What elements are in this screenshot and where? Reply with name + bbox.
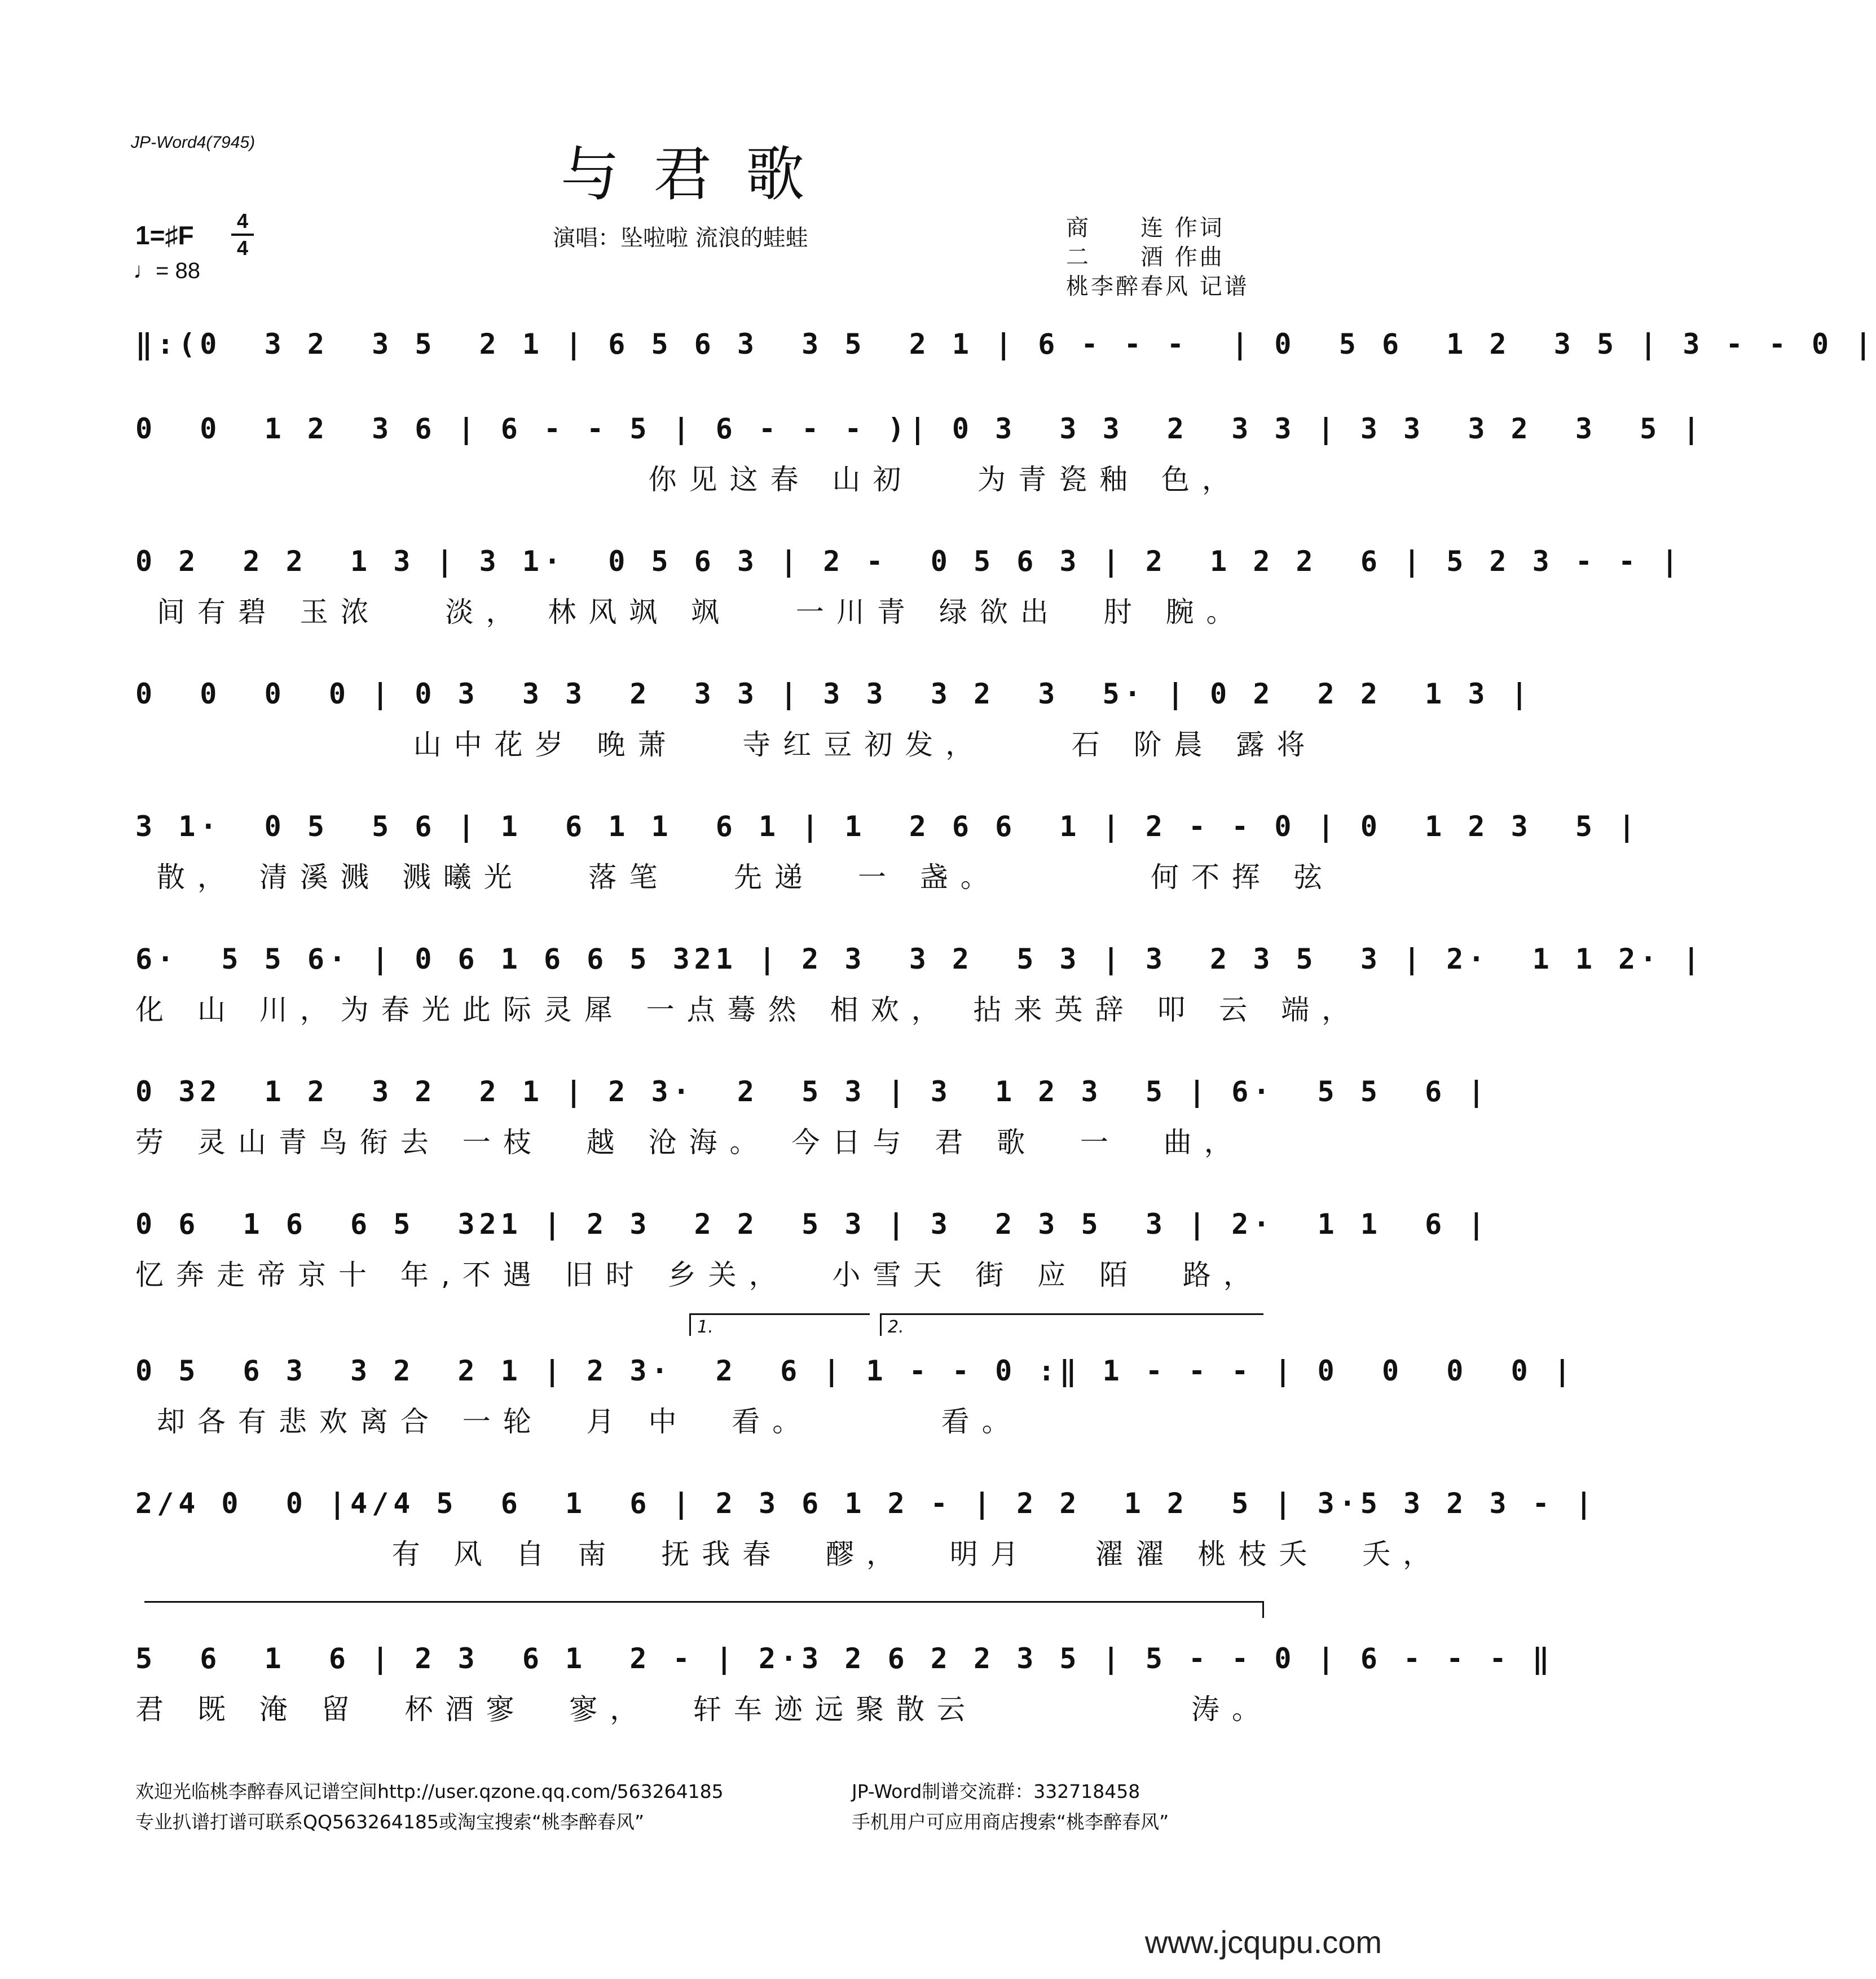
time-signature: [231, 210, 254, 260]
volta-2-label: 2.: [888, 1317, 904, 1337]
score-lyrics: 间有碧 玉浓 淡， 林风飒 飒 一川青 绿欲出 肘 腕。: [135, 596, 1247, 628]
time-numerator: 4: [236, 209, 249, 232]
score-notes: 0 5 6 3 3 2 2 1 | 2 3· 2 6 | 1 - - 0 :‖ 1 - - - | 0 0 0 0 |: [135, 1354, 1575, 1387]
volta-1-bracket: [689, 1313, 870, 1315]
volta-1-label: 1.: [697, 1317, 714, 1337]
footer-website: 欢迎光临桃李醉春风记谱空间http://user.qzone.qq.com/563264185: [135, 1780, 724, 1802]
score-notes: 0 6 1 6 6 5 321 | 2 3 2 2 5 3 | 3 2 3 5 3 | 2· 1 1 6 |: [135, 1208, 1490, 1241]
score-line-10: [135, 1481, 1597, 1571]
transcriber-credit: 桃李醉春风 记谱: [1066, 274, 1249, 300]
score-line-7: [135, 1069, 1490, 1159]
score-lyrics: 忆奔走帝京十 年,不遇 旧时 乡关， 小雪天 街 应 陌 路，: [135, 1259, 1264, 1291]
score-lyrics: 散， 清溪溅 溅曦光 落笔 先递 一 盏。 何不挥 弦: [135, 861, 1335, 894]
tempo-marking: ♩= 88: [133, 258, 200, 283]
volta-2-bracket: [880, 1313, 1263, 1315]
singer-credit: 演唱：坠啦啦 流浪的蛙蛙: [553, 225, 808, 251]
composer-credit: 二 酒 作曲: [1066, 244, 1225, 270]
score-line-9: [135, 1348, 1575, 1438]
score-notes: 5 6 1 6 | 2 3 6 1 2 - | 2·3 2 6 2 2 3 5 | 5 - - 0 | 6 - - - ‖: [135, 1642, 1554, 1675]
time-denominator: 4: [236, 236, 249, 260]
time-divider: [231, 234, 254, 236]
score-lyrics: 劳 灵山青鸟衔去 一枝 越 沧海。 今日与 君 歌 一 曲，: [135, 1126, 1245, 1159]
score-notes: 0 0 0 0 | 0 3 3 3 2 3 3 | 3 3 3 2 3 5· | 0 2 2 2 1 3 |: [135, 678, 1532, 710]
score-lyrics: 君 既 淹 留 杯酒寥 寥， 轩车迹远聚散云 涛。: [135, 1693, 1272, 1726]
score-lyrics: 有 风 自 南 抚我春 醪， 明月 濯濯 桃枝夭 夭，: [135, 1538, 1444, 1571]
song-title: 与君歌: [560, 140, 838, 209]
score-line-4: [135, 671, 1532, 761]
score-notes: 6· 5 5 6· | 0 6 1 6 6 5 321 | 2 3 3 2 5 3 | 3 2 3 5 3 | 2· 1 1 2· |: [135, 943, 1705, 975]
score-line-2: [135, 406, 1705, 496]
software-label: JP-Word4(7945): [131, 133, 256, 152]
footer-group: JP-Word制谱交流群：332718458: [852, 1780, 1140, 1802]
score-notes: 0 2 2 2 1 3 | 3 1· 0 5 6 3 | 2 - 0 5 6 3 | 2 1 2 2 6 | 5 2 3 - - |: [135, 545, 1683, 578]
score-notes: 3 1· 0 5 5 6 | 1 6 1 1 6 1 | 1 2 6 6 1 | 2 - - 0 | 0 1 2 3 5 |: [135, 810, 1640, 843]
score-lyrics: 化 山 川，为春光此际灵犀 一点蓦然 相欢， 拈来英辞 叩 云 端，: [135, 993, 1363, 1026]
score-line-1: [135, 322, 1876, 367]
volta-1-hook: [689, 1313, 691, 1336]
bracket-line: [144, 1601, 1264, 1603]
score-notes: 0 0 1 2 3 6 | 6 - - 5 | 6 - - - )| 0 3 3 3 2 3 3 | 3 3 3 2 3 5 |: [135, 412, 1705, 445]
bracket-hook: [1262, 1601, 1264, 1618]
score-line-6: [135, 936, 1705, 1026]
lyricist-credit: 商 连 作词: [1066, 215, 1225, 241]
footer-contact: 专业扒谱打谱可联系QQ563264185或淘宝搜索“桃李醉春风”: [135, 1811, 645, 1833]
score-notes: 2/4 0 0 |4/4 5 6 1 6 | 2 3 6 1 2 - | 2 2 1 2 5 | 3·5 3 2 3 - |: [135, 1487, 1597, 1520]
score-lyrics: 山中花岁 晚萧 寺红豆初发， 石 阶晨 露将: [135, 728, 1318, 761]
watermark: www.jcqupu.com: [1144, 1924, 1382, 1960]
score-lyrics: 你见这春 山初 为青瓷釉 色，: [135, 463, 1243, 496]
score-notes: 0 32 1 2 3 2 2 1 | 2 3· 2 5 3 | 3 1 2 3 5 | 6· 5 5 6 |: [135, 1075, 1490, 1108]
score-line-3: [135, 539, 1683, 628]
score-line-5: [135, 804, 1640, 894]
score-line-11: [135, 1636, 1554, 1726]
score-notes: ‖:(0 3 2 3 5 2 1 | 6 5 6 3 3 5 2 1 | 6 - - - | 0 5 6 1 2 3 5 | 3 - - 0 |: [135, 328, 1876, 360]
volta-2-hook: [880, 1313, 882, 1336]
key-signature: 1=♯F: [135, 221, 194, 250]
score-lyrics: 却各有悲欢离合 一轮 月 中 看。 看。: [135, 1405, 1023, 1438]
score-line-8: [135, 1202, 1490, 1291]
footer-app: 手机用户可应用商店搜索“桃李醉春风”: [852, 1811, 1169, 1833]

::::::::::

### Problem statement
Return each line of the rows above that contains the string "lyrics". The match is case-sensitive.

### Task result
score-lyrics: 间有碧 玉浓 淡， 林风飒 飒 一川青 绿欲出 肘 腕。: [135, 596, 1247, 628]
score-lyrics: 忆奔走帝京十 年,不遇 旧时 乡关， 小雪天 街 应 陌 路，: [135, 1259, 1264, 1291]
score-lyrics: 散， 清溪溅 溅曦光 落笔 先递 一 盏。 何不挥 弦: [135, 861, 1335, 894]
score-lyrics: 劳 灵山青鸟衔去 一枝 越 沧海。 今日与 君 歌 一 曲，: [135, 1126, 1245, 1159]
score-lyrics: 君 既 淹 留 杯酒寥 寥， 轩车迹远聚散云 涛。: [135, 1693, 1272, 1726]
score-lyrics: 有 风 自 南 抚我春 醪， 明月 濯濯 桃枝夭 夭，: [135, 1538, 1444, 1571]
score-lyrics: 化 山 川，为春光此际灵犀 一点蓦然 相欢， 拈来英辞 叩 云 端，: [135, 993, 1363, 1026]
score-lyrics: 山中花岁 晚萧 寺红豆初发， 石 阶晨 露将: [135, 728, 1318, 761]
score-lyrics: 你见这春 山初 为青瓷釉 色，: [135, 463, 1243, 496]
score-lyrics: 却各有悲欢离合 一轮 月 中 看。 看。: [135, 1405, 1023, 1438]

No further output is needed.